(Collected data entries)
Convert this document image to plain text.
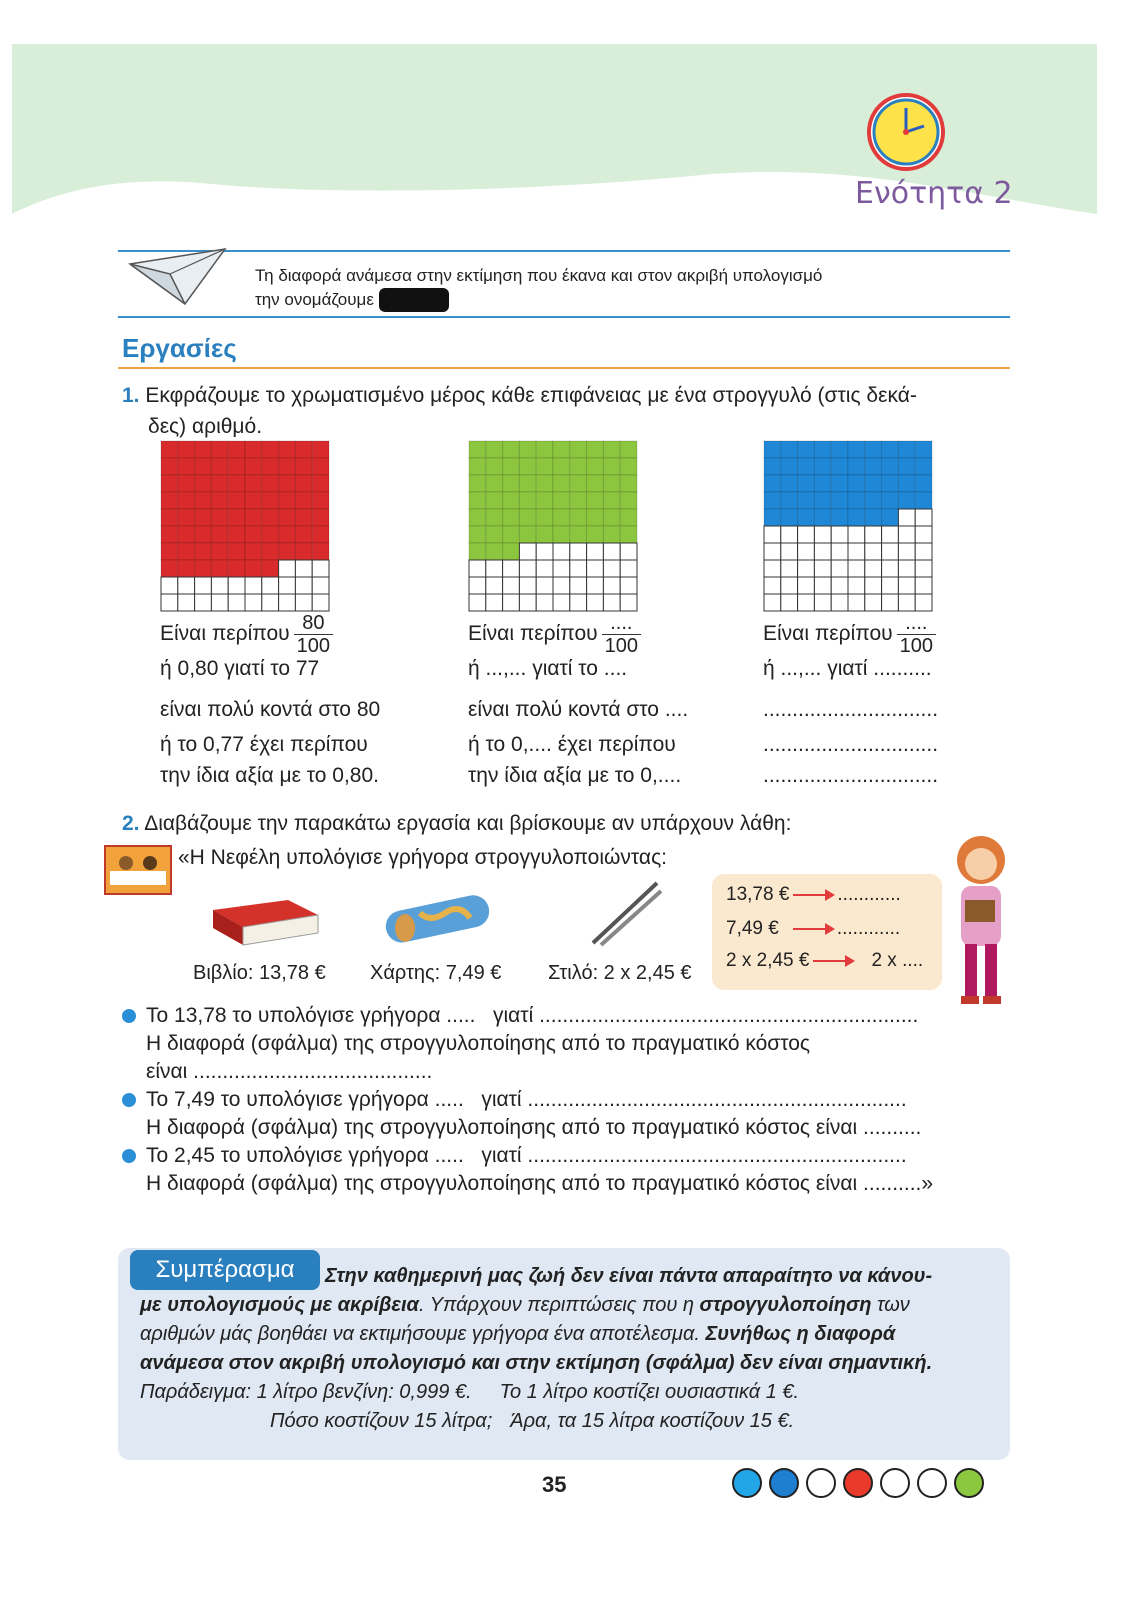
Ενότητα 2
Τη διαφορά ανάμεσα στην εκτίμηση που έκανα και στον ακριβή υπολογισμό
την ονομάζουμε σφάλμα
Εργασίες
1. Εκφράζουμε το χρωματισμένο μέρος κάθε επιφάνειας με ένα στρογγυλό (στις δεκά-
δες) αριθμό.
Είναι περίπου $\frac{80}{100}$
ή 0,80 γιατί το 77
είναι πολύ κοντά στο 80
ή το 0,77 έχει περίπου
την ίδια αξία με το 0,80.
Είναι περίπου $\frac{....}{100}$
ή ...,... γιατί το ....
είναι πολύ κοντά στο ....
ή το 0,.... έχει περίπου
την ίδια αξία με το 0,....
Είναι περίπου $\frac{....}{100}$
ή ...,... γιατί ..........
..............................
..............................
..............................
2. Διαβάζουμε την παρακάτω εργασία και βρίσκουμε αν υπάρχουν λάθη:
«Η Νεφέλη υπολόγισε γρήγορα στρογγυλοποιώντας:
13,78 €	............
7,49 €	............
2 x 2,45 €	2 x ....
Βιβλίο: 13,78 € Χάρτης: 7,49 € Στιλό: 2 x 2,45 €
Το 13,78 το υπολόγισε γρήγορα ..... γιατί .................................................................
Η διαφορά (σφάλμα) της στρογγυλοποίησης από το πραγματικό κόστος
είναι .........................................
Το 7,49 το υπολόγισε γρήγορα ..... γιατί .................................................................
Η διαφορά (σφάλμα) της στρογγυλοποίησης από το πραγματικό κόστος είναι ..........
Το 2,45 το υπολόγισε γρήγορα ..... γιατί .................................................................
Η διαφορά (σφάλμα) της στρογγυλοποίησης από το πραγματικό κόστος είναι ..........»
Συμπέρασμα	Στην καθημερινή μας ζωή δεν είναι πάντα απαραίτητο να κάνου-
με υπολογισμούς με ακρίβεια. Υπάρχουν περιπτώσεις που η στρογγυλοποίηση των
αριθμών μάς βοηθάει να εκτιμήσουμε γρήγορα ένα αποτέλεσμα. Συνήθως η διαφορά
ανάμεσα στον ακριβή υπολογισμό και στην εκτίμηση (σφάλμα) δεν είναι σημαντική.
Παράδειγμα: 1 λίτρο βενζίνη: 0,999 €. Το 1 λίτρο κοστίζει ουσιαστικά 1 €.
Πόσο κοστίζουν 15 λίτρα; Άρα, τα 15 λίτρα κοστίζουν 15 €.
35
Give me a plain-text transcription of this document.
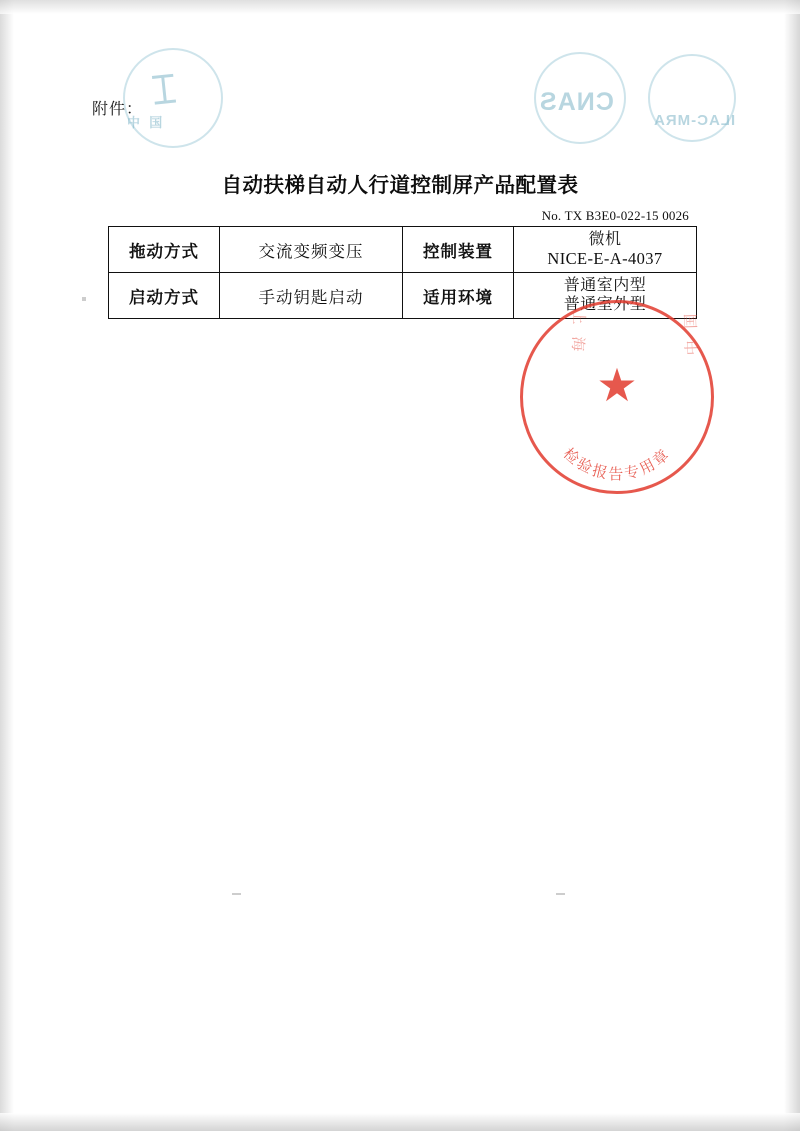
⌶
中 国
CNAS
ILAC-MRA
附件：
自动扶梯自动人行道控制屏产品配置表
No. TX B3E0-022-15 0026
拖动方式	交流变频变压	控制装置	微机
NICE-E-A-4037

启动方式	手动钥匙启动	适用环境	普通室内型
普通室外型
检验报告专用章
★
上 海	中 国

▶ _PROBLEM TO SOLVE_
Make a copy of each line that contains the string "γρήγορα".

▶ _FINISHED EXERCISE_
«Η Νεφέλη υπολόγισε γρήγορα στρογγυλοποιώντας:
Το 13,78 το υπολόγισε γρήγορα ..... γιατί .................................................................
Το 7,49 το υπολόγισε γρήγορα ..... γιατί .................................................................
Το 2,45 το υπολόγισε γρήγορα ..... γιατί .................................................................
αριθμών μάς βοηθάει να εκτιμήσουμε γρήγορα ένα αποτέλεσμα. Συνήθως η διαφορά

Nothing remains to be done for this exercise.